## Passage given:

Words have meaning. When a president speaks - he speaks for a country, and his words have meaning. If he mumbles and stumbles, and basically masticates the language (as Bush was so often prone to do) it reflects badly on the president and the country. I recall, for years, liberals would moan about how Bush was destroying our reputuaion by his inability to speak and articulate whate he believed. They moaned about a lot of other issues, but how he said what he did was up there on the list.
What he said bothered them greatly as well. This issue not only caught Bush, but many politicians - Trent Lott and his statement about Strom Thurmond. Words have meaning, and we were told each time a Republican made a stupid comment, that however stupid the words, the words had meaning and apologizing was not enough.
Follow me so far?
Words are important, whether spoken or written, and whether it was a politician who uttered the words or a minister - we had this fiasco with Obama and his reverend - Mr. Wright had several problems - everytime he opened his mouth he sounded like a racist to 70% of the country.
Words have meaning. The former school czar - words he used, statements he made, had meaning and he ended up unemployed (or at least no longer employed by the White House - AKA the American people). We fired his ass for words he used.

## Material provided:
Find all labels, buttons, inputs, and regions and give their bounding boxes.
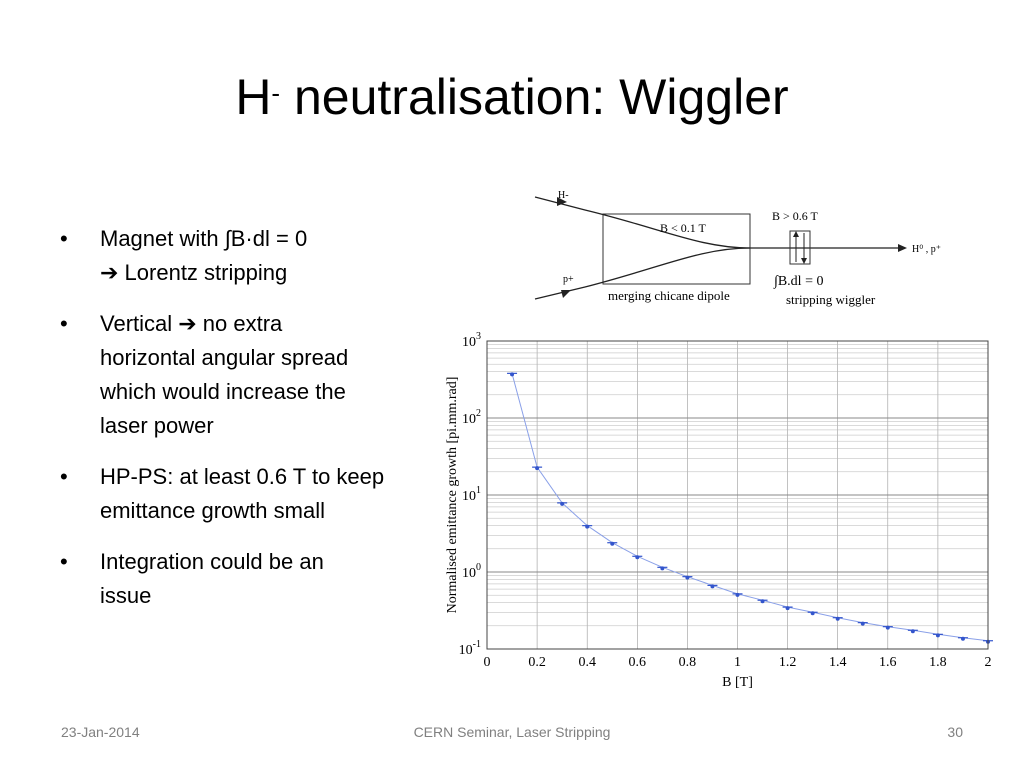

## Set tasks:
1) Do these statements agree with the post about words having meaning? For each, answer yes or no and quote the deciding words of the post. (a) Mr. Wright sounded like a racist to 70% of the country. (b) When a Republican made a stupid comment, apologizing was considered enough. (c) The former school czar kept his White House job.
2) Resume the post about words having meaning, starting after its last sentence.
The listing has no connection to the post about words having meaning.

## Expected outputs:
1)
(a) Yes: "he sounded like a racist to 70% of the country"
(b) No: "apologizing was not enough"
(c) No: "he ended up unemployed"

2)
So words are important and what we say or write has meaning and we should be careful about our words ...
What are the words? There is a chasm of difference between MILITANT and AL QAIDA or TALIBAN. using militant relegates the action to some low level dispute. These 'militants' took control of highly secure facilities ... not something militants can do, not in Pakistan when the ISI is in control! Not in Pakistan with nuclear weapons. A militant with a nuclear weapon is not a militant, he is a person to be listened to and respected and that was the intent of the 'militants' who took control of the military base ... to gain access to the nuclear material.
Militants.
Relegating al qiada or taliban off the page and dragging in militant ... it was NOT A MILITANT that staged the co-ordinated attacks, took control of the military complex, threatened the nuclear codes ... it was Taliban with al qaida assistance.
But in this new world of hope and change, we don't use those terms any more, it causes fear and anger, hate, and concern ... instead we use militants, to belie the real issue.
Words have meaning, and not using the words, intentionally, although the entire article is littered with references ... is not journalism, it is politics, and it threatens more than just American lives with its simplistic ignorance - it threatens the lives of millions in Pakistan and India.
A couple articles. One is from Agence France Presse, and the other from The New York Times.
The AFP article, 40 dead as militants ambush Pakistan police by Nasir Jaffry
and the other article:
Coordinated Attacks Strike at Police in Pakistan
The New York Times
Published: October 15, 2009
ISLAMABAD, Pakistan — Militants dressed in police uniforms simultaneously attacked three law enforcement agencies in Lahore on Thursday morning, the fifth major attack in Pakistan in the last 10 days.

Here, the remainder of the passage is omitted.